## [Work to be completed]
Note how many lines contain "operationes" and give that number, with nothing else.

## [Task inputs]
· · · ·
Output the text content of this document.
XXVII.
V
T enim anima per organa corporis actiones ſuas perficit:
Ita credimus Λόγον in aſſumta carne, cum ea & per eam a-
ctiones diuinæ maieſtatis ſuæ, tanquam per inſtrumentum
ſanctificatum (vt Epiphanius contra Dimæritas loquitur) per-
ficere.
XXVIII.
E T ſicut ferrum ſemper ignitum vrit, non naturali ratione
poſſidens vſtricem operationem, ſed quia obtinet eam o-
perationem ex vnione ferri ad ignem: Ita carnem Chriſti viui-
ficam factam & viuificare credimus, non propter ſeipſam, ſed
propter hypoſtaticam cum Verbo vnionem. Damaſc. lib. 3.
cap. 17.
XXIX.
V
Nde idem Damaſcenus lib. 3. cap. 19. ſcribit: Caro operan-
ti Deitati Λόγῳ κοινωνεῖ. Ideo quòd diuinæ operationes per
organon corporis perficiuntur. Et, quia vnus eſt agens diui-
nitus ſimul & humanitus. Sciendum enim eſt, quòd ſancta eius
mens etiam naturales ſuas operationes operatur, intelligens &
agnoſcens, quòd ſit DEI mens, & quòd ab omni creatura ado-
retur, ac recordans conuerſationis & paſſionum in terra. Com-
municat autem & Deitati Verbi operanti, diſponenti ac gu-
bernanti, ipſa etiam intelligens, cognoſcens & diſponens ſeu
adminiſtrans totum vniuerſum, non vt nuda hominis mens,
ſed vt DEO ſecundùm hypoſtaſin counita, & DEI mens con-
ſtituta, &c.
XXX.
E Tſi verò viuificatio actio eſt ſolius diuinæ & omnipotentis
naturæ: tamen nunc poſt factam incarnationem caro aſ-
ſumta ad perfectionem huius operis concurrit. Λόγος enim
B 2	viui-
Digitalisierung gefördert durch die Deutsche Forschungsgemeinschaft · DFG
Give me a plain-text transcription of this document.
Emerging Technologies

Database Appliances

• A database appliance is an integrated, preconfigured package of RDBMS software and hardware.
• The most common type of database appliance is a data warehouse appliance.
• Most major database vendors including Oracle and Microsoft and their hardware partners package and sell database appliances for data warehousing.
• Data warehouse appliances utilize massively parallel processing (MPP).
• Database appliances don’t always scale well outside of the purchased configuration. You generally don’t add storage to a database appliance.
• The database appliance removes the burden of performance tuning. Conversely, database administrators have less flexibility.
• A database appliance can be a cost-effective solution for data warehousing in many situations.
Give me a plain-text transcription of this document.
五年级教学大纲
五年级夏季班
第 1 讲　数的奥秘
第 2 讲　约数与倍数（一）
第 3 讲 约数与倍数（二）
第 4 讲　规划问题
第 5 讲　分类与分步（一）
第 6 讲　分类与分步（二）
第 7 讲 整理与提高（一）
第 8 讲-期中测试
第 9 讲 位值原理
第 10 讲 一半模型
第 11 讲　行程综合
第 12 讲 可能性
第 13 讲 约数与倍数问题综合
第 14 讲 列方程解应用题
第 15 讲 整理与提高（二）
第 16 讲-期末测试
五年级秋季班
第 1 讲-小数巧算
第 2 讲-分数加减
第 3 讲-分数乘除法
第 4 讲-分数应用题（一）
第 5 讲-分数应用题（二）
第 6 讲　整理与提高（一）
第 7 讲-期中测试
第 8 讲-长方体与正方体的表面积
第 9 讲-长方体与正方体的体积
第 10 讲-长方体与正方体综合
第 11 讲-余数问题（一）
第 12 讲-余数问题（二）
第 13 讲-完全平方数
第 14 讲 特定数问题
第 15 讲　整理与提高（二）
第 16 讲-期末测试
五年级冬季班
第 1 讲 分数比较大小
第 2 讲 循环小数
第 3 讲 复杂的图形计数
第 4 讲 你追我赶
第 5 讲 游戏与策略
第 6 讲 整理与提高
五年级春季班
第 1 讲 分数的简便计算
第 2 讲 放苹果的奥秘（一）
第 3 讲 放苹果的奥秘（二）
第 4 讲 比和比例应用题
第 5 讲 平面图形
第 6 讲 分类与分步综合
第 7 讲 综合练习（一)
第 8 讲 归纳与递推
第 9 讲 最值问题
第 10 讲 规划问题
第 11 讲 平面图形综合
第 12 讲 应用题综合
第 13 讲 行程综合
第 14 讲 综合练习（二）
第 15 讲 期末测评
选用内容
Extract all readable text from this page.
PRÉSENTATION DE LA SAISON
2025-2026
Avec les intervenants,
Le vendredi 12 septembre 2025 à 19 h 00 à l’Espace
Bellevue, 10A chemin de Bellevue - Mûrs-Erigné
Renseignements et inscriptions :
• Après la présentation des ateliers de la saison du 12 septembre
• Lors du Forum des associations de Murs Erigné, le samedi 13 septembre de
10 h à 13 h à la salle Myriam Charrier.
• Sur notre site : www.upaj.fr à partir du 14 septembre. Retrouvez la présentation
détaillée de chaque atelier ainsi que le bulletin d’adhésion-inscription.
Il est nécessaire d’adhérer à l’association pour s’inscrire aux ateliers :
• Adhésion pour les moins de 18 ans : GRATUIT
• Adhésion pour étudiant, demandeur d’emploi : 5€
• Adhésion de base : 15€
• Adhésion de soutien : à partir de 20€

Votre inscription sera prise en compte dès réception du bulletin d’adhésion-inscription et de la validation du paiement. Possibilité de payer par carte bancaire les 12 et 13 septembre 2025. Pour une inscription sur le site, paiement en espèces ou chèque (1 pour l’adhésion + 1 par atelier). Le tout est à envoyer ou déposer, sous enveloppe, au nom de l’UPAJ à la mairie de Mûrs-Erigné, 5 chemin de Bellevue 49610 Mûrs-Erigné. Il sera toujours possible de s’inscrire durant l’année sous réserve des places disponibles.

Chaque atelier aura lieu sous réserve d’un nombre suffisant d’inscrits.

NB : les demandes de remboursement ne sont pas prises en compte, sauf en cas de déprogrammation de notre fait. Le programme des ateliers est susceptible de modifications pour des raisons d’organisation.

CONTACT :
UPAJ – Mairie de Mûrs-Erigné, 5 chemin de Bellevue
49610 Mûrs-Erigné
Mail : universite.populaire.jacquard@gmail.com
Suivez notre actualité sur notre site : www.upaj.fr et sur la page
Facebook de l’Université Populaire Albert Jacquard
· · · ·
## [Completed task]
2